▶ **STATED EXERCISE**
Return only the number of lines that hold "meer".

▶ **DATA ENTRIES**
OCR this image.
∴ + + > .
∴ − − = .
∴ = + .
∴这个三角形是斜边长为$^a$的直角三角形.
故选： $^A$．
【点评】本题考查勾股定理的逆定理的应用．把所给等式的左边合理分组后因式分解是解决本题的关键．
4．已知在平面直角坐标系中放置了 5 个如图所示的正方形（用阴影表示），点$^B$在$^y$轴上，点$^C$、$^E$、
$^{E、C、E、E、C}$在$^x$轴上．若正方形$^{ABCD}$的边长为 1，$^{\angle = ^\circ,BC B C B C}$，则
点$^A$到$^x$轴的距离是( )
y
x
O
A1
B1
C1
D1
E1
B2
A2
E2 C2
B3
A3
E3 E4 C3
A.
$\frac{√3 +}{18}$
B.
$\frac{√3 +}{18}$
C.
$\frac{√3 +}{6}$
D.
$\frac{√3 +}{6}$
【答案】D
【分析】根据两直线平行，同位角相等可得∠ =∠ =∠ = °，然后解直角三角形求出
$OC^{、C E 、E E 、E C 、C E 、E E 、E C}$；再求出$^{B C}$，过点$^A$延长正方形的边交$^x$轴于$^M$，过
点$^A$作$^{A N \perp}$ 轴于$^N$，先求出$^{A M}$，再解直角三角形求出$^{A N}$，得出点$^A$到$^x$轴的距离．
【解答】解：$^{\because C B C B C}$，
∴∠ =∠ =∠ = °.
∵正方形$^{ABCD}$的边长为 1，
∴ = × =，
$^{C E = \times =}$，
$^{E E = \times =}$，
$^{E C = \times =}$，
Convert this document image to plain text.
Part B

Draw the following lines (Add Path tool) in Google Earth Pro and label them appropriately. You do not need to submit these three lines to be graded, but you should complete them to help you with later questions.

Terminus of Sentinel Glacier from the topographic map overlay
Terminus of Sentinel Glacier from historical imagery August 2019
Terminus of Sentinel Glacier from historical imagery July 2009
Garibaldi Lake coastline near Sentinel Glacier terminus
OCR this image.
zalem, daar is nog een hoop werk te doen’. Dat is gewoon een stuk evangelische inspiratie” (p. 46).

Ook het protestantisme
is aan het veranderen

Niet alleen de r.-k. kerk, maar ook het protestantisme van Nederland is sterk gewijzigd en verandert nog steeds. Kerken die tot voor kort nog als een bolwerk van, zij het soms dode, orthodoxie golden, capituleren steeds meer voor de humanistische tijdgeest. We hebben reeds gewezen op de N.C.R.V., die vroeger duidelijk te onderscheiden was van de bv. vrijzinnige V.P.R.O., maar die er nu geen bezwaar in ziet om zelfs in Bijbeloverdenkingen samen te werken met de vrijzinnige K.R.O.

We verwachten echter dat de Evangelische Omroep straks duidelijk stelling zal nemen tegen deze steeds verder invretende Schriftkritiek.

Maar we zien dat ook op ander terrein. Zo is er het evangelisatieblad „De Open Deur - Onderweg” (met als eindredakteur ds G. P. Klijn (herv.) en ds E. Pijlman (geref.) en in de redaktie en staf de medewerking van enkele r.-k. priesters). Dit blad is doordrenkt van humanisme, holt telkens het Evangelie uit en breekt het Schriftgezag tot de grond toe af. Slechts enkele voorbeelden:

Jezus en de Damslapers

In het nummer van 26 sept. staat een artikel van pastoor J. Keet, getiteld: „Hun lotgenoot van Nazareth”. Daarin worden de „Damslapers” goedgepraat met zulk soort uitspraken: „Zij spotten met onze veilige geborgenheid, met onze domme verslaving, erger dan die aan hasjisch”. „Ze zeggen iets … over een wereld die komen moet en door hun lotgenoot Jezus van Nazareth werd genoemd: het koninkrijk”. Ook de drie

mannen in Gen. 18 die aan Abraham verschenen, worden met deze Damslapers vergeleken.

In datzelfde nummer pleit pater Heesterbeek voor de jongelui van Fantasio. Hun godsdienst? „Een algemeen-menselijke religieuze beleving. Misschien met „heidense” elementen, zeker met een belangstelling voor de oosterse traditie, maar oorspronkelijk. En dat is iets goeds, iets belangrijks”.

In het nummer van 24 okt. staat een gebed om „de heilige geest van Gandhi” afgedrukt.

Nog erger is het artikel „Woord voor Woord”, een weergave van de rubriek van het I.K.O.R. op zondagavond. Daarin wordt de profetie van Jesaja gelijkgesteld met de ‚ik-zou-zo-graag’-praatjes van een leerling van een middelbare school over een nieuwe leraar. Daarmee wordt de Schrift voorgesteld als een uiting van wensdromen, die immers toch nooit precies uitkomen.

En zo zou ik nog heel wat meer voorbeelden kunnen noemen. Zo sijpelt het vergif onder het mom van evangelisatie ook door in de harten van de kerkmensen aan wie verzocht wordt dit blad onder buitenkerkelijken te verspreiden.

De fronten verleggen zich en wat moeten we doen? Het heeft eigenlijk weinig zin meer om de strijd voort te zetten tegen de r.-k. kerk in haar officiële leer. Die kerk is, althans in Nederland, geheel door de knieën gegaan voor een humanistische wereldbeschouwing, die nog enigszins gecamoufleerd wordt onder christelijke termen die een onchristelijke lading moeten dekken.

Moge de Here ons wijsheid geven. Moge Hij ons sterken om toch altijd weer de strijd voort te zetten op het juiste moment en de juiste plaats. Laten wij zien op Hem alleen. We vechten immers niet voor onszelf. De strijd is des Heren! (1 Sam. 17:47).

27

▶ **CORRECT OUTPUT**
3